[Stored data entries]
==============================
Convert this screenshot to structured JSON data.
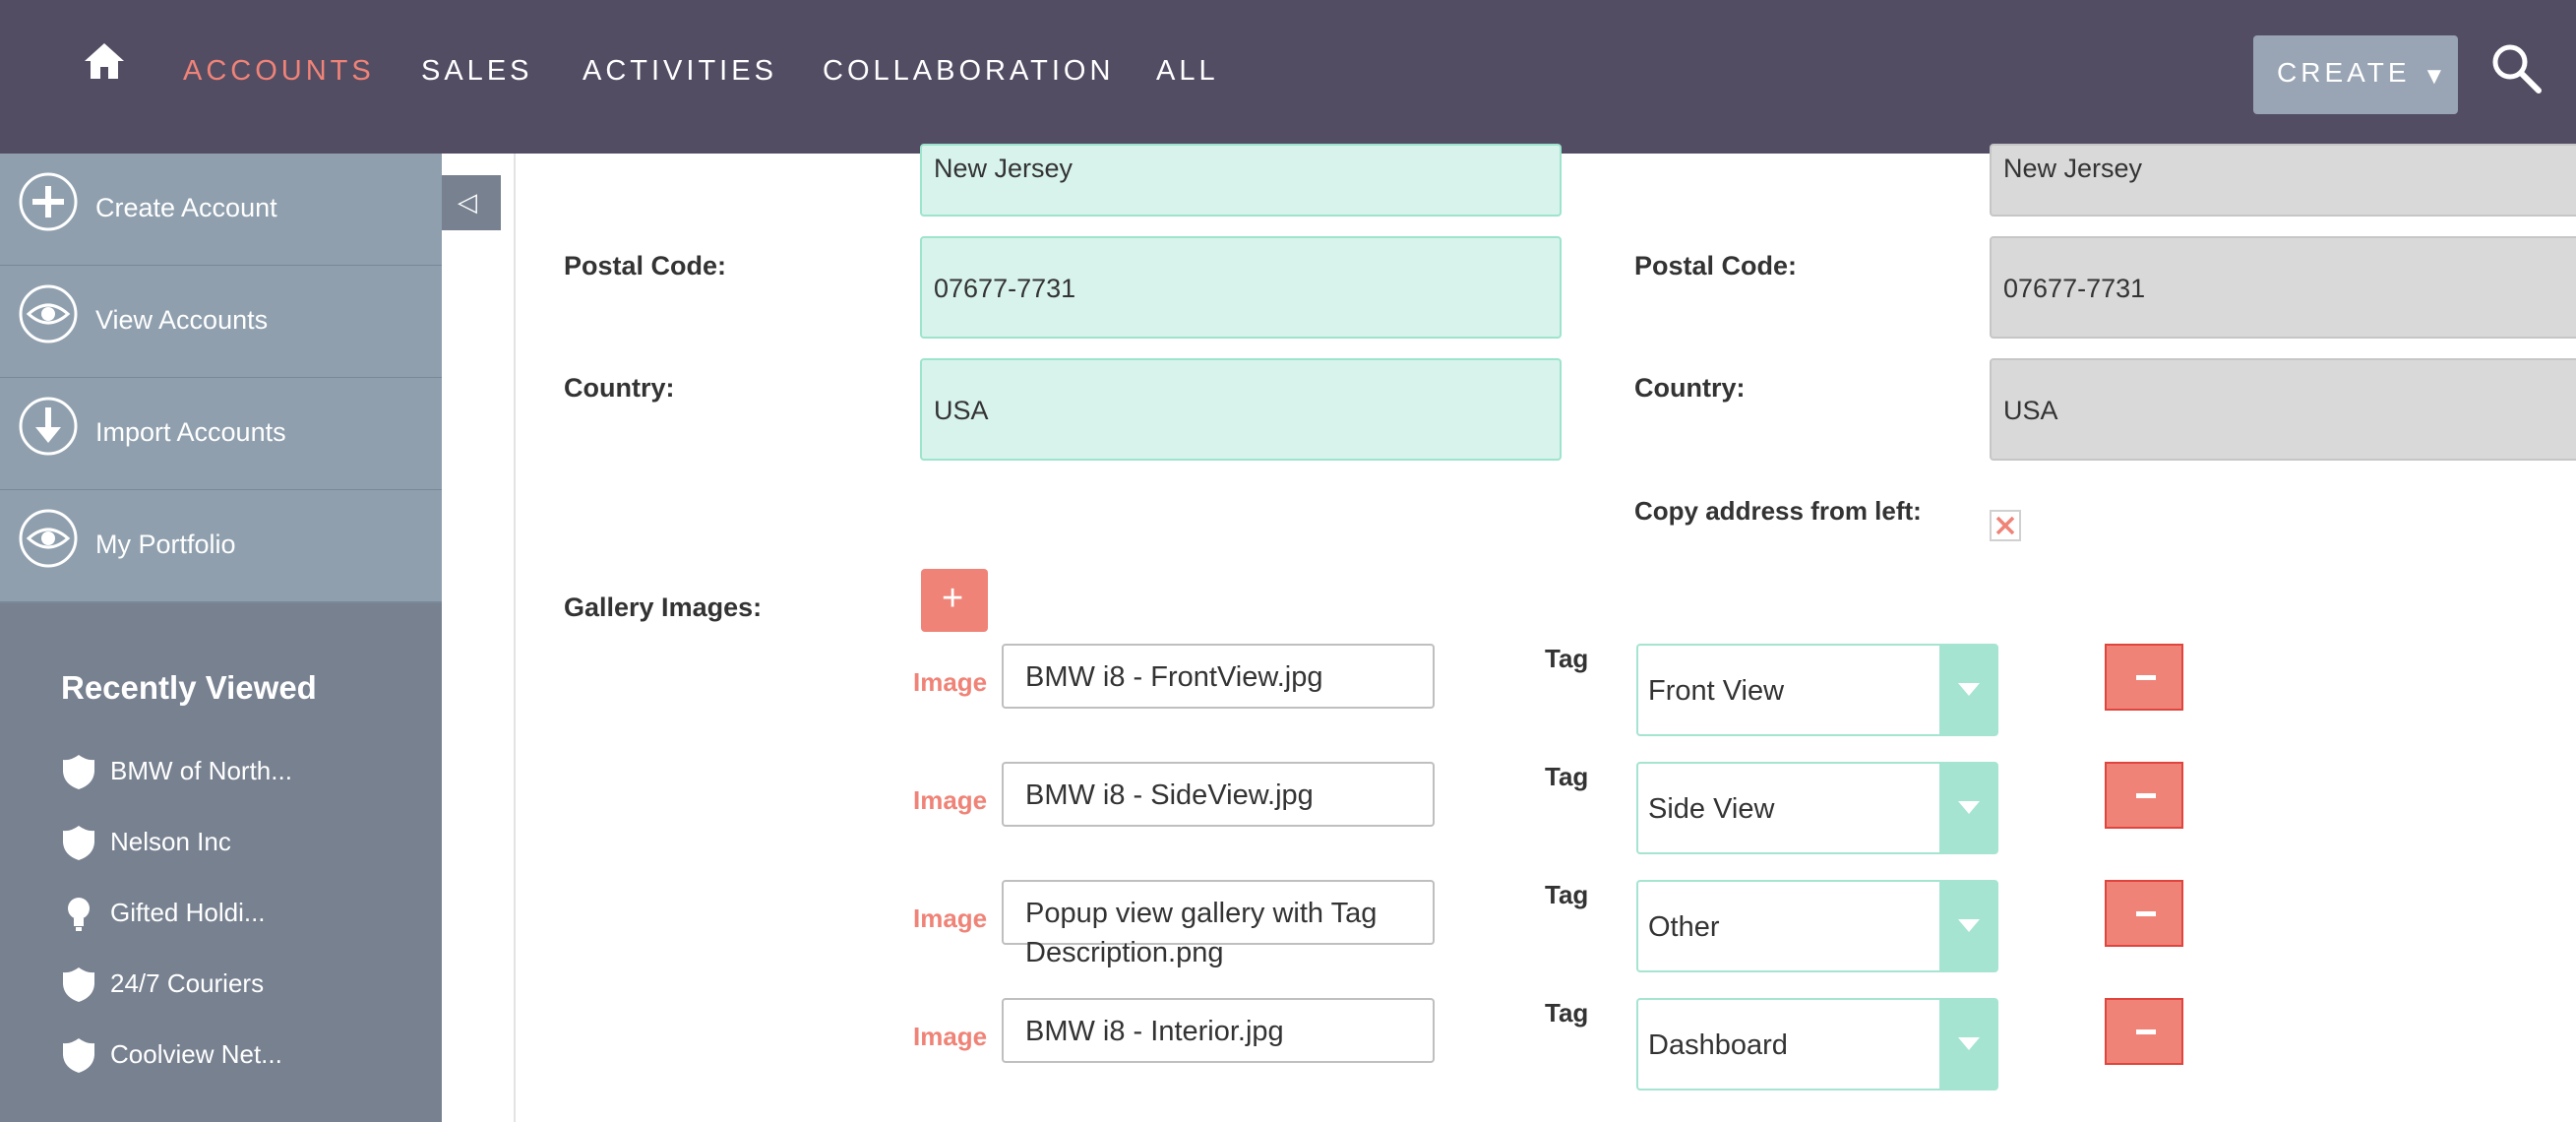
{
  "nav": {
    "items": [
      {
        "label": "ACCOUNTS",
        "active": true
      },
      {
        "label": "SALES",
        "active": false
      },
      {
        "label": "ACTIVITIES",
        "active": false
      },
      {
        "label": "COLLABORATION",
        "active": false
      },
      {
        "label": "ALL",
        "active": false
      }
    ],
    "create_label": "CREATE",
    "create_caret": "▼",
    "colors": {
      "bar": "#534d64",
      "active": "#f08377",
      "create_bg": "#99a5b4"
    }
  },
  "sidebar": {
    "actions": [
      {
        "label": "Create Account",
        "icon": "plus-circle-icon"
      },
      {
        "label": "View Accounts",
        "icon": "eye-icon"
      },
      {
        "label": "Import Accounts",
        "icon": "download-arrow-icon"
      },
      {
        "label": "My Portfolio",
        "icon": "eye-icon"
      }
    ],
    "recently_viewed_title": "Recently Viewed",
    "recent_items": [
      {
        "label": "BMW of North...",
        "icon": "shield-icon"
      },
      {
        "label": "Nelson Inc",
        "icon": "shield-icon"
      },
      {
        "label": "Gifted Holdi...",
        "icon": "lightbulb-icon"
      },
      {
        "label": "24/7 Couriers",
        "icon": "shield-icon"
      },
      {
        "label": "Coolview Net...",
        "icon": "shield-icon"
      }
    ],
    "collapse_glyph": "◁"
  },
  "form": {
    "billing": {
      "state_value": "New Jersey",
      "postal_label": "Postal Code:",
      "postal_value": "07677-7731",
      "country_label": "Country:",
      "country_value": "USA"
    },
    "shipping": {
      "state_value": "New Jersey",
      "postal_label": "Postal Code:",
      "postal_value": "07677-7731",
      "country_label": "Country:",
      "country_value": "USA",
      "copy_label": "Copy address from left:",
      "copy_checked": false
    },
    "gallery": {
      "label": "Gallery Images:",
      "add_glyph": "+",
      "rows": [
        {
          "image_label": "Image",
          "image_value": "BMW i8 - FrontView.jpg",
          "tag_label": "Tag",
          "tag_value": "Front View"
        },
        {
          "image_label": "Image",
          "image_value": "BMW i8 - SideView.jpg",
          "tag_label": "Tag",
          "tag_value": "Side View"
        },
        {
          "image_label": "Image",
          "image_value": "Popup view gallery with Tag Description.png",
          "tag_label": "Tag",
          "tag_value": "Other"
        },
        {
          "image_label": "Image",
          "image_value": "BMW i8 - Interior.jpg",
          "tag_label": "Tag",
          "tag_value": "Dashboard"
        }
      ]
    },
    "colors": {
      "green_field": "#d8f3ec",
      "grey_field": "#d9d9d9",
      "accent": "#f08377",
      "select_arrow": "#a5e4d1"
    }
  }
}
==============================
_Task description:_ Output the entries above exactly, without their pictures.

_Final answer:_
Convert this screenshot to structured JSON data.
{
  "nav": {
    "items": [
      {
        "label": "ACCOUNTS",
        "active": true
      },
      {
        "label": "SALES",
        "active": false
      },
      {
        "label": "ACTIVITIES",
        "active": false
      },
      {
        "label": "COLLABORATION",
        "active": false
      },
      {
        "label": "ALL",
        "active": false
      }
    ],
    "create_label": "CREATE",
    "create_caret": "▼",
    "colors": {
      "bar": "#534d64",
      "active": "#f08377",
      "create_bg": "#99a5b4"
    }
  },
  "sidebar": {
    "actions": [
      {
        "label": "Create Account",
        "icon": "plus-circle-icon"
      },
      {
        "label": "View Accounts",
        "icon": "eye-icon"
      },
      {
        "label": "Import Accounts",
        "icon": "download-arrow-icon"
      },
      {
        "label": "My Portfolio",
        "icon": "eye-icon"
      }
    ],
    "recently_viewed_title": "Recently Viewed",
    "recent_items": [
      {
        "label": "BMW of North...",
        "icon": "shield-icon"
      },
      {
        "label": "Nelson Inc",
        "icon": "shield-icon"
      },
      {
        "label": "Gifted Holdi...",
        "icon": "lightbulb-icon"
      },
      {
        "label": "24/7 Couriers",
        "icon": "shield-icon"
      },
      {
        "label": "Coolview Net...",
        "icon": "shield-icon"
      }
    ],
    "collapse_glyph": "◁"
  },
  "form": {
    "billing": {
      "state_value": "New Jersey",
      "postal_label": "Postal Code:",
      "postal_value": "07677-7731",
      "country_label": "Country:",
      "country_value": "USA"
    },
    "shipping": {
      "state_value": "New Jersey",
      "postal_label": "Postal Code:",
      "postal_value": "07677-7731",
      "country_label": "Country:",
      "country_value": "USA",
      "copy_label": "Copy address from left:",
      "copy_checked": false
    },
    "gallery": {
      "label": "Gallery Images:",
      "add_glyph": "+",
      "rows": [
        {
          "image_label": "Image",
          "image_value": "BMW i8 - FrontView.jpg",
          "tag_label": "Tag",
          "tag_value": "Front View"
        },
        {
          "image_label": "Image",
          "image_value": "BMW i8 - SideView.jpg",
          "tag_label": "Tag",
          "tag_value": "Side View"
        },
        {
          "image_label": "Image",
          "image_value": "Popup view gallery with Tag Description.png",
          "tag_label": "Tag",
          "tag_value": "Other"
        },
        {
          "image_label": "Image",
          "image_value": "BMW i8 - Interior.jpg",
          "tag_label": "Tag",
          "tag_value": "Dashboard"
        }
      ]
    },
    "colors": {
      "green_field": "#d8f3ec",
      "grey_field": "#d9d9d9",
      "accent": "#f08377",
      "select_arrow": "#a5e4d1"
    }
  }
}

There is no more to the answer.